- [The task]:
Which lines of the records contain "publications"? Collect every one of them.

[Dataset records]
○ ○ ○ ○ ○

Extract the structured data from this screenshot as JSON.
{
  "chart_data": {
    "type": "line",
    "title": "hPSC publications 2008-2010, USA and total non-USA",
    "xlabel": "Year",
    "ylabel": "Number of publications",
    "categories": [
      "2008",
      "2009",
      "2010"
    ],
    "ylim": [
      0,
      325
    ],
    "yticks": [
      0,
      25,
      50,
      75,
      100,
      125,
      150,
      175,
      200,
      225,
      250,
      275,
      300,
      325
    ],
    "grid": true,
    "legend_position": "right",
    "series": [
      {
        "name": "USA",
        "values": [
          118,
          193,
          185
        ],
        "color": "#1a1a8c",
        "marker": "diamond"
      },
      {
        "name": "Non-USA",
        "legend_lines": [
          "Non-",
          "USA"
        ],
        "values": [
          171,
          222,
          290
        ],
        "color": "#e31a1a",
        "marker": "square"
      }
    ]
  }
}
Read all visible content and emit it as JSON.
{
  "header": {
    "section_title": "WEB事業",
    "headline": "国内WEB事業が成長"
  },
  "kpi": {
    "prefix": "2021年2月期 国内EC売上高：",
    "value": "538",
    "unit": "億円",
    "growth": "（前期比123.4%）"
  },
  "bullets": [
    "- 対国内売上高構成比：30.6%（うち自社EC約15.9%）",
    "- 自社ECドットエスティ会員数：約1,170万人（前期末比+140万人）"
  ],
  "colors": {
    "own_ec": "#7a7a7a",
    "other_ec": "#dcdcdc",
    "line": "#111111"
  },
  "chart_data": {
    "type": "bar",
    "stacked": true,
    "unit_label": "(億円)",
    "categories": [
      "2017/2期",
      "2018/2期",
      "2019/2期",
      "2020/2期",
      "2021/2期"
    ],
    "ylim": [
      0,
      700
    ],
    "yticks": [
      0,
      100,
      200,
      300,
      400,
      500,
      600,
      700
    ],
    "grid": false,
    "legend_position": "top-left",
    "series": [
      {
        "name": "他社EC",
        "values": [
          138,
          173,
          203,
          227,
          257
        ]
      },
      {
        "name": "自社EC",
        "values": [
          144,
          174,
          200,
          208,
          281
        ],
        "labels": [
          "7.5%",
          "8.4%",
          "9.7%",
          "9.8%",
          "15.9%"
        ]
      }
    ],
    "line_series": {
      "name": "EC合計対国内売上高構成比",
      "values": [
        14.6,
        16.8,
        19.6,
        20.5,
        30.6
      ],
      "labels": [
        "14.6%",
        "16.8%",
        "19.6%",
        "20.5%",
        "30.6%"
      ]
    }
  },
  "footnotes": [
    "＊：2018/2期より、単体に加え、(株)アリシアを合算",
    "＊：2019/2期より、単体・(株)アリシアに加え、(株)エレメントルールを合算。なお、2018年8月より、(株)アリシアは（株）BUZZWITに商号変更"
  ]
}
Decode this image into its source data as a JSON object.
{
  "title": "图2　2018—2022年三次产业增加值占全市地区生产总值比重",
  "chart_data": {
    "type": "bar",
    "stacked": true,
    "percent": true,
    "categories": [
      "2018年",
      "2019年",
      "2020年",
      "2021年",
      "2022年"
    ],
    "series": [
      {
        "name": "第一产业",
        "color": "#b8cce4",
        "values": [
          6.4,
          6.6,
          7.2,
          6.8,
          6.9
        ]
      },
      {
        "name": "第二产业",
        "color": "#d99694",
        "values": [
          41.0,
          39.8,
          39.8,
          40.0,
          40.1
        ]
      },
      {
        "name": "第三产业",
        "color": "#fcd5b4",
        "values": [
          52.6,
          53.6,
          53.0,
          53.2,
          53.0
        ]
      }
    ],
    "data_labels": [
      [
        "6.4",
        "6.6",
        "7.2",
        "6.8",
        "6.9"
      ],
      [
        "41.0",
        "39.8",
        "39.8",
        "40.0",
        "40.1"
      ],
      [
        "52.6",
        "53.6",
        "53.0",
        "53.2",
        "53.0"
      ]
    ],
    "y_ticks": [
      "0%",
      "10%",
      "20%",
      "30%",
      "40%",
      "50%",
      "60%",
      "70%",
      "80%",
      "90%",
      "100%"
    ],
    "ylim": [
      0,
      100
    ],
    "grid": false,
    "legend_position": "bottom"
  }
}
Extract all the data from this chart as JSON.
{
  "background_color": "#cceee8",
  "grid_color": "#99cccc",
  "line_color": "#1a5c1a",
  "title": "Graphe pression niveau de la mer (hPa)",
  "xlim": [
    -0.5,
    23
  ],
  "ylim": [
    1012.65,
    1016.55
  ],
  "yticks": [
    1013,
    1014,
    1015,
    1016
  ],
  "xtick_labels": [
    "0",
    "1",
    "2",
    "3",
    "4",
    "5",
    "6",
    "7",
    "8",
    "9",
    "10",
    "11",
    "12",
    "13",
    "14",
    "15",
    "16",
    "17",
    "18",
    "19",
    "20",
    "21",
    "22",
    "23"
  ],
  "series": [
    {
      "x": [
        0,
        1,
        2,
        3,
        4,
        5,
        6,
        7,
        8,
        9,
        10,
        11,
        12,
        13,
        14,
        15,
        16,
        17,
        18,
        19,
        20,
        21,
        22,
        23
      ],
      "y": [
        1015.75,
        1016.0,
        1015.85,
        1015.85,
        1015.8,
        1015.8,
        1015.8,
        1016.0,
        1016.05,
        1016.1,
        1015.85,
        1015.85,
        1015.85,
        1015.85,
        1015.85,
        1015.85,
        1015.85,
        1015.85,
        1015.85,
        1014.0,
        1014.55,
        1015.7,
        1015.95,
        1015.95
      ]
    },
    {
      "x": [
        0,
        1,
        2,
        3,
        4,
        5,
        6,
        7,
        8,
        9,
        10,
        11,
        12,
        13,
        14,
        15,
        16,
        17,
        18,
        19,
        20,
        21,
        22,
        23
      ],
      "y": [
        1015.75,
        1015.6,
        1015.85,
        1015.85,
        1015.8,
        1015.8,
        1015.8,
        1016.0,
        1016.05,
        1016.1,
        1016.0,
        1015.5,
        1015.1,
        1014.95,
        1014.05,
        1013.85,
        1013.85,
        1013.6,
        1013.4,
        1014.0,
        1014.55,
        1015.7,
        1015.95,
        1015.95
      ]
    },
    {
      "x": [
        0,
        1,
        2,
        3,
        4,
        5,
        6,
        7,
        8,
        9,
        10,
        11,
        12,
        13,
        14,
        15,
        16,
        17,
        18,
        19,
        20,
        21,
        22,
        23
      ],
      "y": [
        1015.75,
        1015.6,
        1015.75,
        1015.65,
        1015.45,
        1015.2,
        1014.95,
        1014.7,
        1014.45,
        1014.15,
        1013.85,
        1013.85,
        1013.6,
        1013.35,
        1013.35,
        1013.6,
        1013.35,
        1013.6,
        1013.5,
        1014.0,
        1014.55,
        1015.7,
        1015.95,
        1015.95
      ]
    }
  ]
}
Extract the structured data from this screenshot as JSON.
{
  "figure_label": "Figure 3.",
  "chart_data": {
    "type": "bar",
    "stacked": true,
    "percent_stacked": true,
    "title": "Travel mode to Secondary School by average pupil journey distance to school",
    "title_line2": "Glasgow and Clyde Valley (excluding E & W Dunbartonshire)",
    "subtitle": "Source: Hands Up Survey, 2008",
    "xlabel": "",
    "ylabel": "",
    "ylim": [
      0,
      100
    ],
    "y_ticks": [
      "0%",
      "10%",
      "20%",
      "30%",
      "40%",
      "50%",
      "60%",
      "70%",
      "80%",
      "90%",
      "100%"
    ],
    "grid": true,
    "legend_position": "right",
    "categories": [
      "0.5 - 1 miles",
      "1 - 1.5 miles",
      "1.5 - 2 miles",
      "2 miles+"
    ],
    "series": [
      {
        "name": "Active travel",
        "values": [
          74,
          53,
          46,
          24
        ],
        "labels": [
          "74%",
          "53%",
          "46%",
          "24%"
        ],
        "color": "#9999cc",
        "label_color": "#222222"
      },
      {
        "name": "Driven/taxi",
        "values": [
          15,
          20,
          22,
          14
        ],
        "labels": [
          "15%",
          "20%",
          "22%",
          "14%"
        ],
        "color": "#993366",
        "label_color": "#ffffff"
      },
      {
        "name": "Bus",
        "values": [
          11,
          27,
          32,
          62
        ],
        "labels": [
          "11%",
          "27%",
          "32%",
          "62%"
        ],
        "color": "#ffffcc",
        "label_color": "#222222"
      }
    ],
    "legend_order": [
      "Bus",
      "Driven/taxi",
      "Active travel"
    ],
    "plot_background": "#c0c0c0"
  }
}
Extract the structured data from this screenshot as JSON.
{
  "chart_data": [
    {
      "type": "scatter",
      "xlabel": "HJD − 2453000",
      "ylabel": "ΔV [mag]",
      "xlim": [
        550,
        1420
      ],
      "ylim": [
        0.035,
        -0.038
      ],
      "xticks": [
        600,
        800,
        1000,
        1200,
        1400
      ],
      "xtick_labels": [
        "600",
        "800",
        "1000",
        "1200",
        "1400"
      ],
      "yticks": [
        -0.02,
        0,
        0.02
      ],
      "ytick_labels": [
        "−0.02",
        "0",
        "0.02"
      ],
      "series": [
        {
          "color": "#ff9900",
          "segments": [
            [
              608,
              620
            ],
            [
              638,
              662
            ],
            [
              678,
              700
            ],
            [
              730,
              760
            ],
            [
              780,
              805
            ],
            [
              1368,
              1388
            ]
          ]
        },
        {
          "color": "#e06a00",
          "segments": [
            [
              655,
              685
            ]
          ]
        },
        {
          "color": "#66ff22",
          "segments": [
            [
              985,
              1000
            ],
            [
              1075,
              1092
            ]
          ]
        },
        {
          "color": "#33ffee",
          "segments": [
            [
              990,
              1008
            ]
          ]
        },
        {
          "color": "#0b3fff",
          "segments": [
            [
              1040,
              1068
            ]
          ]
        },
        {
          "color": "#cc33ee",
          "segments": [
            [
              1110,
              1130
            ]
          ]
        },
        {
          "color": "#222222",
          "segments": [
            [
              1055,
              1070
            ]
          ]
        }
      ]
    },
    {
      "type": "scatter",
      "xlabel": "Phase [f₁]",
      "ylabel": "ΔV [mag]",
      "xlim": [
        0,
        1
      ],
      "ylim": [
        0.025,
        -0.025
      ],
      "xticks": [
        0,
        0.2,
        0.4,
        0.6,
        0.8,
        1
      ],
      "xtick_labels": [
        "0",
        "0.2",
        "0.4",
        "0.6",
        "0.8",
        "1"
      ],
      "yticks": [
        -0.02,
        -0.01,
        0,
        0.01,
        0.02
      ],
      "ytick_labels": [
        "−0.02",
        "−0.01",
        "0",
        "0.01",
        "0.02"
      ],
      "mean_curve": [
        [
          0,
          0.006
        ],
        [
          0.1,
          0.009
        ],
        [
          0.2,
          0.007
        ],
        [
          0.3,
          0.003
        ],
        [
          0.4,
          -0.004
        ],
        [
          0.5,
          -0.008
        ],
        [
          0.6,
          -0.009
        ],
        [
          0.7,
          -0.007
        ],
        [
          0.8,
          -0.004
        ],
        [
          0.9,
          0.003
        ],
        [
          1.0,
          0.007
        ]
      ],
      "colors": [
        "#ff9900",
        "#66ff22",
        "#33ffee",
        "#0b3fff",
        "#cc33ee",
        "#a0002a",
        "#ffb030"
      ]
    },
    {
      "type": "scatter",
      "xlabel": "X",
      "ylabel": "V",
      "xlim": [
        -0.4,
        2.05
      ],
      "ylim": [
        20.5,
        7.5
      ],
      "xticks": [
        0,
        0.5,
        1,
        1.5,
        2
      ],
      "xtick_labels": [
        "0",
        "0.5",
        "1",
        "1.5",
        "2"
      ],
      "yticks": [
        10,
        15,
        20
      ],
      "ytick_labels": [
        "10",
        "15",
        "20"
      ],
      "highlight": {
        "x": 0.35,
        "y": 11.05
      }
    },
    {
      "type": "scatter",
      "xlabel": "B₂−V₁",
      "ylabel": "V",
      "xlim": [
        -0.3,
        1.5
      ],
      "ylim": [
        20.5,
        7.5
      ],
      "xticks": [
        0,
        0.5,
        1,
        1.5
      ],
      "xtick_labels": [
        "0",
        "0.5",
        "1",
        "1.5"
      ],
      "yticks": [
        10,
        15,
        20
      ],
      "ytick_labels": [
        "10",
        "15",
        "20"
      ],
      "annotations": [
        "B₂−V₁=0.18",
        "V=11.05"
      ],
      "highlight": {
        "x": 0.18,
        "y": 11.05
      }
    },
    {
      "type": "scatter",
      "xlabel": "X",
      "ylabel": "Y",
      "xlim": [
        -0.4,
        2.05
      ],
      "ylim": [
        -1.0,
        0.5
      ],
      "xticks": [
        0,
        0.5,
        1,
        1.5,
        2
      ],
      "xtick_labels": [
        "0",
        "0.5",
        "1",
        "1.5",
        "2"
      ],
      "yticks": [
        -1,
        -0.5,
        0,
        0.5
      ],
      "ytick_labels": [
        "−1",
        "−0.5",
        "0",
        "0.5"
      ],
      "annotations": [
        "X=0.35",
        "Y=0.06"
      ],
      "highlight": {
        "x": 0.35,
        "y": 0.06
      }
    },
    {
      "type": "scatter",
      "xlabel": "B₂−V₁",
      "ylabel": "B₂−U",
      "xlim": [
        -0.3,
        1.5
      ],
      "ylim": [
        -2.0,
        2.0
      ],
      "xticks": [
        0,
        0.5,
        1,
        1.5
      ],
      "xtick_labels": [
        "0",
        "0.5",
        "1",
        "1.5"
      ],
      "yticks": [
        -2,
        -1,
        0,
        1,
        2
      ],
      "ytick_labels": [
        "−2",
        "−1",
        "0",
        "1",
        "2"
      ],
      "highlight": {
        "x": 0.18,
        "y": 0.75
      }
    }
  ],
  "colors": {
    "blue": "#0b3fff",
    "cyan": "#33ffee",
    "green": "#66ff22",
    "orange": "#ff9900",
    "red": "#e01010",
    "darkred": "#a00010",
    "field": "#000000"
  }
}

○ ○ ○ ○ ○

- [Response]:
    "title": "hPSC publications 2008-2010, USA and total non-USA",
    "ylabel": "Number of publications",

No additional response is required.